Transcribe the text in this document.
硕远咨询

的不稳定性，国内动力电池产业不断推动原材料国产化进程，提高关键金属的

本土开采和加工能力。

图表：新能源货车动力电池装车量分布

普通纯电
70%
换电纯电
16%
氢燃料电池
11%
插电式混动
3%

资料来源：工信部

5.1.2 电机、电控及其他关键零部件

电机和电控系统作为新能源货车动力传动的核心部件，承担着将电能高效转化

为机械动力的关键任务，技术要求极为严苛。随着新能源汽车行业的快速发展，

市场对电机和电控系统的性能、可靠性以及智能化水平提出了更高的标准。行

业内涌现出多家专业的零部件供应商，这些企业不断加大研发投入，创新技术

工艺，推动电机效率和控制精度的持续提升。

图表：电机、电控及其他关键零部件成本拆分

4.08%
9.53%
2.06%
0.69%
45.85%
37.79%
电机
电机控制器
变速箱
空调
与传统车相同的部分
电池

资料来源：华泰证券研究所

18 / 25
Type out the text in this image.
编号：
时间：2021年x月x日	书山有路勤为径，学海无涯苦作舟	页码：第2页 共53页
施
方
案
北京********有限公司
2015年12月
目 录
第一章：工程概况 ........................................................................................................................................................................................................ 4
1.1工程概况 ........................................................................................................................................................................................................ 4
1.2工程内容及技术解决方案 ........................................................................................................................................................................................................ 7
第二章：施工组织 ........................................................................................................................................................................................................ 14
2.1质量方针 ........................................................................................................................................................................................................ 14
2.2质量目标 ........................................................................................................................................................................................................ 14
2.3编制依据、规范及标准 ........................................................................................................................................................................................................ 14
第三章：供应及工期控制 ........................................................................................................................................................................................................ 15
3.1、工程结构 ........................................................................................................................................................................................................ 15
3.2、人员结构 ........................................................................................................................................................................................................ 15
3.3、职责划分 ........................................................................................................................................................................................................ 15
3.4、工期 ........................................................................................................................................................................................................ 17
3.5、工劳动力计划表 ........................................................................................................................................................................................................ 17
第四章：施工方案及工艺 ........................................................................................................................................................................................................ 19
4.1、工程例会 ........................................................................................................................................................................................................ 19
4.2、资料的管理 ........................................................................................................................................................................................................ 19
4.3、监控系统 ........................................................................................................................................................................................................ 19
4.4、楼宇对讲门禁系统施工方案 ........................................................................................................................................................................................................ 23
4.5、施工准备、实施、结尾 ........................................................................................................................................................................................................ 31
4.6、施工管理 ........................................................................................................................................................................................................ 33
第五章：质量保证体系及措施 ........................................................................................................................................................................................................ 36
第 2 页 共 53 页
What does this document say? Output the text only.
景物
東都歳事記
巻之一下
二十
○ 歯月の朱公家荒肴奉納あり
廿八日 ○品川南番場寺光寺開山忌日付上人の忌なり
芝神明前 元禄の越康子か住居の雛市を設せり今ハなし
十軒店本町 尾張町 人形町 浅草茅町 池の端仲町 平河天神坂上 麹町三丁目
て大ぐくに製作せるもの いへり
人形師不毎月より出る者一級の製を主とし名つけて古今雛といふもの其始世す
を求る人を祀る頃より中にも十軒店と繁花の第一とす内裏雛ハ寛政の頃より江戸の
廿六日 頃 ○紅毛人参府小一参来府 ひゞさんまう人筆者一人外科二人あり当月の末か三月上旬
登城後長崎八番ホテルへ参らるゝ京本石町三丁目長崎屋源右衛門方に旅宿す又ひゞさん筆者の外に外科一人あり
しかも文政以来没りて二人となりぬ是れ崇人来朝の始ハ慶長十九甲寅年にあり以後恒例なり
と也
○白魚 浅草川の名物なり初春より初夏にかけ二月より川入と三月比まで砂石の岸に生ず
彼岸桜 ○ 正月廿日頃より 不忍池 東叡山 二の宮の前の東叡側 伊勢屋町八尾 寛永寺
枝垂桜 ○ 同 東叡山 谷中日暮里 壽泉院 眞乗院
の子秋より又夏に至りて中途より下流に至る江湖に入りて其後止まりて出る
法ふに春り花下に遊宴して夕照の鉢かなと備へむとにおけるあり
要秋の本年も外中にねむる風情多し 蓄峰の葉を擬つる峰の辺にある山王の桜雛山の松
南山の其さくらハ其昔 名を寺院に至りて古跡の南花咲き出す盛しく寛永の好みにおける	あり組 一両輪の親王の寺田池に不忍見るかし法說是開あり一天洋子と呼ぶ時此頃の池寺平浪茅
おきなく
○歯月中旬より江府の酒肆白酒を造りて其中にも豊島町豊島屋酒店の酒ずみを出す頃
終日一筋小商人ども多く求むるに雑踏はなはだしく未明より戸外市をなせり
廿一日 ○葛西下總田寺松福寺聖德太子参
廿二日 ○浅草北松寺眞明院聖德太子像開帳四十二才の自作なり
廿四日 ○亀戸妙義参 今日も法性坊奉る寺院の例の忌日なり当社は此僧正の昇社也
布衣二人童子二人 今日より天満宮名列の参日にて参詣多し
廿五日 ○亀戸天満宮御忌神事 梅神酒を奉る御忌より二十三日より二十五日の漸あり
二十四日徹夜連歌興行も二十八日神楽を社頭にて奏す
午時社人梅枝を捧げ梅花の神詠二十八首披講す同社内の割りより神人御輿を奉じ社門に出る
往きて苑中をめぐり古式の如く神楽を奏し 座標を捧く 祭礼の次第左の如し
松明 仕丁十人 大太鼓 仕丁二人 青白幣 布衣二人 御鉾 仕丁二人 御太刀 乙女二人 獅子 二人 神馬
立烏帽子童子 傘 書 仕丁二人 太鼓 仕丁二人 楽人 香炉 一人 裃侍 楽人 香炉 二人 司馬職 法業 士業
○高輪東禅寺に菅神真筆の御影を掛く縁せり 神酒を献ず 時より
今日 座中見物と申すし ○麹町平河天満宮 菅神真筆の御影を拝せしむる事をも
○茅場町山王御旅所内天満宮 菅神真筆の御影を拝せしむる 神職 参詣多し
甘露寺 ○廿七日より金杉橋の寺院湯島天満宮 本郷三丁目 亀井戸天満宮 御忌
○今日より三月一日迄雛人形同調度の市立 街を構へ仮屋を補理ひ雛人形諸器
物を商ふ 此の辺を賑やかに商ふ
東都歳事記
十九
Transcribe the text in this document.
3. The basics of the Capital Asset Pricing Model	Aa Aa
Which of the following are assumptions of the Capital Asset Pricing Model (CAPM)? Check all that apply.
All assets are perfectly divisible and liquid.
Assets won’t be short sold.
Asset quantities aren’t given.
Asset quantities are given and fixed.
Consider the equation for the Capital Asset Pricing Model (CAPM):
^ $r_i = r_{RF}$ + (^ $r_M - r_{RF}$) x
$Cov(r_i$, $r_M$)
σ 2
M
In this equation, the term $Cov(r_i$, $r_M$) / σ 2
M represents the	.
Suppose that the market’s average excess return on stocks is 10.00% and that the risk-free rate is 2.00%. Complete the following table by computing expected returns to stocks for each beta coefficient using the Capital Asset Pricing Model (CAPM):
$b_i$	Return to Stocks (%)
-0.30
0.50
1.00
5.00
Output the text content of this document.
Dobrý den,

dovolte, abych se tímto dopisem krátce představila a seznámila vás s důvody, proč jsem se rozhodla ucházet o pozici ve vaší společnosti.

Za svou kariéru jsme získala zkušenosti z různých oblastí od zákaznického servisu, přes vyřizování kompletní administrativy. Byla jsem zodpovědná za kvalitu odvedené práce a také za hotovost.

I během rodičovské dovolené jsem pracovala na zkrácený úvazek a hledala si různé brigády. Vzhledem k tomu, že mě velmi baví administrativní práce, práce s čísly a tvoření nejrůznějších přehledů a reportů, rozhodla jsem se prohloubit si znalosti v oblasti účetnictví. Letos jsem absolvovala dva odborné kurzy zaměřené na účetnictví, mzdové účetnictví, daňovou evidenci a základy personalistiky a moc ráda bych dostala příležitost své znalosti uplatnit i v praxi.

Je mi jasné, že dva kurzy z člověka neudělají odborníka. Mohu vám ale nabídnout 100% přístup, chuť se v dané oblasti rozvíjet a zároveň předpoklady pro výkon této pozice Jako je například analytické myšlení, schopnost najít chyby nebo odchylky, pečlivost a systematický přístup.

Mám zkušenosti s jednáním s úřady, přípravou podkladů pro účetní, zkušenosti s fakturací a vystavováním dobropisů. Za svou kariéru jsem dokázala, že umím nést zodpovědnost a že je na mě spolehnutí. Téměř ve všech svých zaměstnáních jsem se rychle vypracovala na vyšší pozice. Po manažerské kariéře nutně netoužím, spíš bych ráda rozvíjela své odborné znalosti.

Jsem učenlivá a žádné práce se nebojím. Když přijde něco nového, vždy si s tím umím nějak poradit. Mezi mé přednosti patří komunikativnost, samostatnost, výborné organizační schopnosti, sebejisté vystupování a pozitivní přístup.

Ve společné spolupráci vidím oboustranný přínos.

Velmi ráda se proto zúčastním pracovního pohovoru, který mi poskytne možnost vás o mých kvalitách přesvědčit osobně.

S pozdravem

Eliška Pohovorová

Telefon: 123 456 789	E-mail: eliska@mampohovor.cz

□ □ □ □

# WORK INSTRUCTIONS
Copy all lines of the material above where the string "this" occurs.

# TASK OUTPUT
Transcribe the text in this document.
Type out the text in this image.
What does this document say? Output the text only.
Transcribe the text in this document.
In this equation, the term $Cov(r_i$, $r_M$) / σ 2
Output the text content of this document.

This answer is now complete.